Task | Copy the data exactly; pictures stay out of the copy.

Stored entries |
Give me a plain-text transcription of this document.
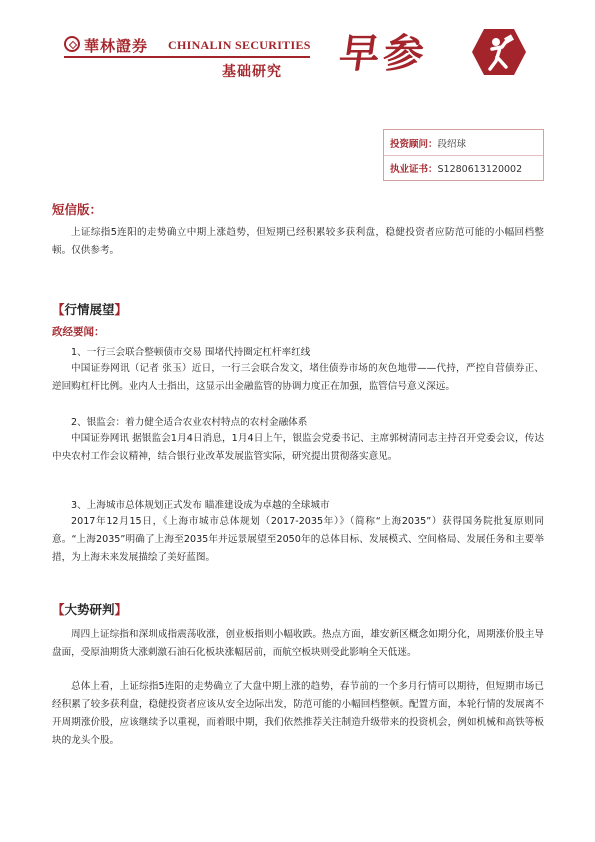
華林證券 CHINALIN SECURITIES
基础研究 早参
投资顾问：段绍球
执业证书：S1280613120002
短信版：
上证综指5连阳的走势确立中期上涨趋势，但短期已经积累较多获利盘，稳健投资者应防范可能的小幅回档整顿。仅供参考。
【行情展望】
政经要闻：
1、一行三会联合整顿债市交易 围堵代持圈定杠杆率红线
中国证券网讯（记者 张玉）近日，一行三会联合发文，堵住债券市场的灰色地带——代持，严控自营债券正、逆回购杠杆比例。业内人士指出，这显示出金融监管的协调力度正在加强，监管信号意义深远。
2、银监会：着力健全适合农业农村特点的农村金融体系
中国证券网讯 据银监会1月4日消息，1月4日上午，银监会党委书记、主席郭树清同志主持召开党委会议，传达中央农村工作会议精神，结合银行业改革发展监管实际，研究提出贯彻落实意见。
3、上海城市总体规划正式发布 瞄准建设成为卓越的全球城市
2017年12月15日，《上海市城市总体规划（2017-2035年）》（简称“上海2035”）获得国务院批复原则同意。“上海2035”明确了上海至2035年并远景展望至2050年的总体目标、发展模式、空间格局、发展任务和主要举措，为上海未来发展描绘了美好蓝图。
【大势研判】
周四上证综指和深圳成指震荡收涨，创业板指则小幅收跌。热点方面，雄安新区概念如期分化，周期涨价股主导盘面，受原油期货大涨刺激石油石化板块涨幅居前，而航空板块则受此影响全天低迷。
总体上看，上证综指5连阳的走势确立了大盘中期上涨的趋势，春节前的一个多月行情可以期待，但短期市场已经积累了较多获利盘，稳健投资者应该从安全边际出发，防范可能的小幅回档整顿。配置方面，本轮行情的发展离不开周期涨价股，应该继续予以重视，而着眼中期，我们依然推荐关注制造升级带来的投资机会，例如机械和高铁等板块的龙头个股。
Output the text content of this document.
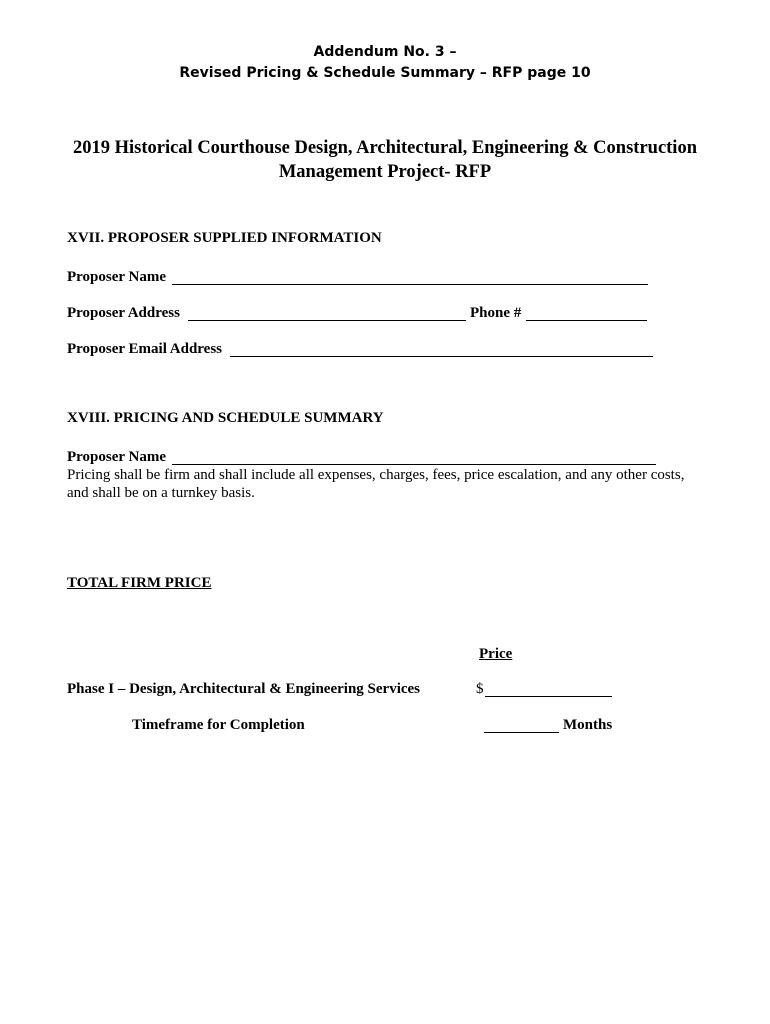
Addendum No. 3 –
Revised Pricing & Schedule Summary – RFP page 10
2019 Historical Courthouse Design, Architectural, Engineering & Construction
Management Project- RFP
XVII. PROPOSER SUPPLIED INFORMATION
Proposer Name
Proposer Address	Phone #
Proposer Email Address
XVIII. PRICING AND SCHEDULE SUMMARY
Proposer Name
Pricing shall be firm and shall include all expenses, charges, fees, price escalation, and any other costs,
and shall be on a turnkey basis.
TOTAL FIRM PRICE
Price
Phase I – Design, Architectural & Engineering Services	$
Timeframe for Completion	Months
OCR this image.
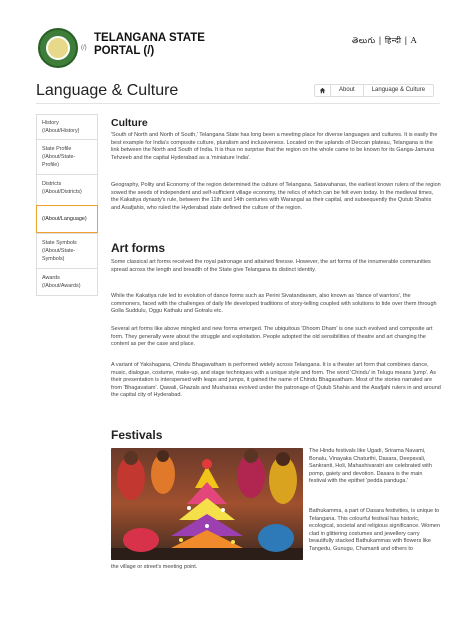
(/)
TELANGANA STATE PORTAL (/)
తెలుగు | हिन्दी | A
Language & Culture	About	Language & Culture
History (/About/History)
State Profile (/About/State-Profile)
Districts (/About/Districts)
(/About/Language)
State Symbols (/About/State-Symbols)
Awards (/About/Awards)
Culture

'South of North and North of South,' Telangana State has long been a meeting place for diverse languages and cultures. It is easily the best example for India's composite culture, pluralism and inclusiveness. Located on the uplands of Deccan plateau, Telangana is the link between the North and South of India. It is thus no surprise that the region on the whole came to be known for its Ganga-Jamuna Tehzeeb and the capital Hyderabad as a 'miniature India'.

Geography, Polity and Economy of the region determined the culture of Telangana. Satavahanas, the earliest known rulers of the region sowed the seeds of independent and self-sufficient village economy, the relics of which can be felt even today. In the medieval times, the Kakatiya dynasty's rule, between the 11th and 14th centuries with Warangal as their capital, and subsequently the Qutub Shahis and Asafjahis, who ruled the Hyderabad state defined the culture of the region.

Art forms

Some classical art forms received the royal patronage and attained finesse. However, the art forms of the innumerable communities spread across the length and breadth of the State give Telangana its distinct identity.

While the Kakatiya rule led to evolution of dance forms such as Perini Sivatandavam, also known as 'dance of warriors', the commoners, faced with the challenges of daily life developed traditions of story-telling coupled with solutions to tide over them through Golla Suddulu, Oggu Kathalu and Gotralu etc.

Several art forms like above mingled and new forms emerged. The ubiquitous 'Dhoom Dham' is one such evolved and composite art form. They generally were about the struggle and exploitation. People adopted the old sensibilities of theatre and art changing the content as per the case and place.

A variant of Yakshagana, Chindu Bhagavatham is performed widely across Telangana. It is a theater art form that combines dance, music, dialogue, costume, make-up, and stage techniques with a unique style and form. The word 'Chindu' in Telugu means 'jump'. As their presentation is interspersed with leaps and jumps, it gained the name of Chindu Bhagavatham. Most of the stories narrated are from 'Bhagavatam'. Qawali, Ghazals and Mushairas evolved under the patronage of Qutub Shahis and the Asafjahi rulers in and around the capital city of Hyderabad.

Festivals

The Hindu festivals like Ugadi, Srirama Navami, Bonalu, Vinayaka Chaturthi, Dasara, Deepavali, Sankranti, Holi, Mahashivaratri are celebrated with pomp, gaiety and devotion. Dasara is the main festival with the epithet 'pedda panduga.'

Bathukamma, a part of Dasara festivities, is unique to Telangana. This colourful festival has historic, ecological, societal and religious significance. Women clad in glittering costumes and jewellery carry beautifully stacked Bathukammas with flowers like Tangedu, Gunugu, Chamanti and others to

the village or street's meeting point.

Result |
Give me a plain-text transcription of this document.
華林證券 CHINALIN SECURITIES
基础研究 早参
投资顾问：段绍球
执业证书：S1280613120002
短信版：
上证综指5连阳的走势确立中期上涨趋势，但短期已经积累较多获利盘，稳健投资者应防范可能的小幅回档整顿。仅供参考。
【行情展望】
政经要闻：
1、一行三会联合整顿债市交易 围堵代持圈定杠杆率红线
中国证券网讯（记者 张玉）近日，一行三会联合发文，堵住债券市场的灰色地带——代持，严控自营债券正、逆回购杠杆比例。业内人士指出，这显示出金融监管的协调力度正在加强，监管信号意义深远。
2、银监会：着力健全适合农业农村特点的农村金融体系
中国证券网讯 据银监会1月4日消息，1月4日上午，银监会党委书记、主席郭树清同志主持召开党委会议，传达中央农村工作会议精神，结合银行业改革发展监管实际，研究提出贯彻落实意见。
3、上海城市总体规划正式发布 瞄准建设成为卓越的全球城市
2017年12月15日，《上海市城市总体规划（2017-2035年）》（简称“上海2035”）获得国务院批复原则同意。“上海2035”明确了上海至2035年并远景展望至2050年的总体目标、发展模式、空间格局、发展任务和主要举措，为上海未来发展描绘了美好蓝图。
【大势研判】
周四上证综指和深圳成指震荡收涨，创业板指则小幅收跌。热点方面，雄安新区概念如期分化，周期涨价股主导盘面，受原油期货大涨刺激石油石化板块涨幅居前，而航空板块则受此影响全天低迷。
总体上看，上证综指5连阳的走势确立了大盘中期上涨的趋势，春节前的一个多月行情可以期待，但短期市场已经积累了较多获利盘，稳健投资者应该从安全边际出发，防范可能的小幅回档整顿。配置方面，本轮行情的发展离不开周期涨价股，应该继续予以重视，而着眼中期，我们依然推荐关注制造升级带来的投资机会，例如机械和高铁等板块的龙头个股。
Output the text content of this document.
Addendum No. 3 –
Revised Pricing & Schedule Summary – RFP page 10
2019 Historical Courthouse Design, Architectural, Engineering & Construction
Management Project- RFP
XVII. PROPOSER SUPPLIED INFORMATION
Proposer Name
Proposer Address	Phone #
Proposer Email Address
XVIII. PRICING AND SCHEDULE SUMMARY
Proposer Name
Pricing shall be firm and shall include all expenses, charges, fees, price escalation, and any other costs,
and shall be on a turnkey basis.
TOTAL FIRM PRICE
Price
Phase I – Design, Architectural & Engineering Services	$
Timeframe for Completion	Months
OCR this image.
(/)
TELANGANA STATE PORTAL (/)
తెలుగు | हिन्दी | A
Language & Culture	About	Language & Culture
History (/About/History)
State Profile (/About/State-Profile)
Districts (/About/Districts)
(/About/Language)
State Symbols (/About/State-Symbols)
Awards (/About/Awards)
Culture

'South of North and North of South,' Telangana State has long been a meeting place for diverse languages and cultures. It is easily the best example for India's composite culture, pluralism and inclusiveness. Located on the uplands of Deccan plateau, Telangana is the link between the North and South of India. It is thus no surprise that the region on the whole came to be known for its Ganga-Jamuna Tehzeeb and the capital Hyderabad as a 'miniature India'.

Geography, Polity and Economy of the region determined the culture of Telangana. Satavahanas, the earliest known rulers of the region sowed the seeds of independent and self-sufficient village economy, the relics of which can be felt even today. In the medieval times, the Kakatiya dynasty's rule, between the 11th and 14th centuries with Warangal as their capital, and subsequently the Qutub Shahis and Asafjahis, who ruled the Hyderabad state defined the culture of the region.

Art forms

Some classical art forms received the royal patronage and attained finesse. However, the art forms of the innumerable communities spread across the length and breadth of the State give Telangana its distinct identity.

While the Kakatiya rule led to evolution of dance forms such as Perini Sivatandavam, also known as 'dance of warriors', the commoners, faced with the challenges of daily life developed traditions of story-telling coupled with solutions to tide over them through Golla Suddulu, Oggu Kathalu and Gotralu etc.

Several art forms like above mingled and new forms emerged. The ubiquitous 'Dhoom Dham' is one such evolved and composite art form. They generally were about the struggle and exploitation. People adopted the old sensibilities of theatre and art changing the content as per the case and place.

A variant of Yakshagana, Chindu Bhagavatham is performed widely across Telangana. It is a theater art form that combines dance, music, dialogue, costume, make-up, and stage techniques with a unique style and form. The word 'Chindu' in Telugu means 'jump'. As their presentation is interspersed with leaps and jumps, it gained the name of Chindu Bhagavatham. Most of the stories narrated are from 'Bhagavatam'. Qawali, Ghazals and Mushairas evolved under the patronage of Qutub Shahis and the Asafjahi rulers in and around the capital city of Hyderabad.

Festivals

The Hindu festivals like Ugadi, Srirama Navami, Bonalu, Vinayaka Chaturthi, Dasara, Deepavali, Sankranti, Holi, Mahashivaratri are celebrated with pomp, gaiety and devotion. Dasara is the main festival with the epithet 'pedda panduga.'

Bathukamma, a part of Dasara festivities, is unique to Telangana. This colourful festival has historic, ecological, societal and religious significance. Women clad in glittering costumes and jewellery carry beautifully stacked Bathukammas with flowers like Tangedu, Gunugu, Chamanti and others to

the village or street's meeting point.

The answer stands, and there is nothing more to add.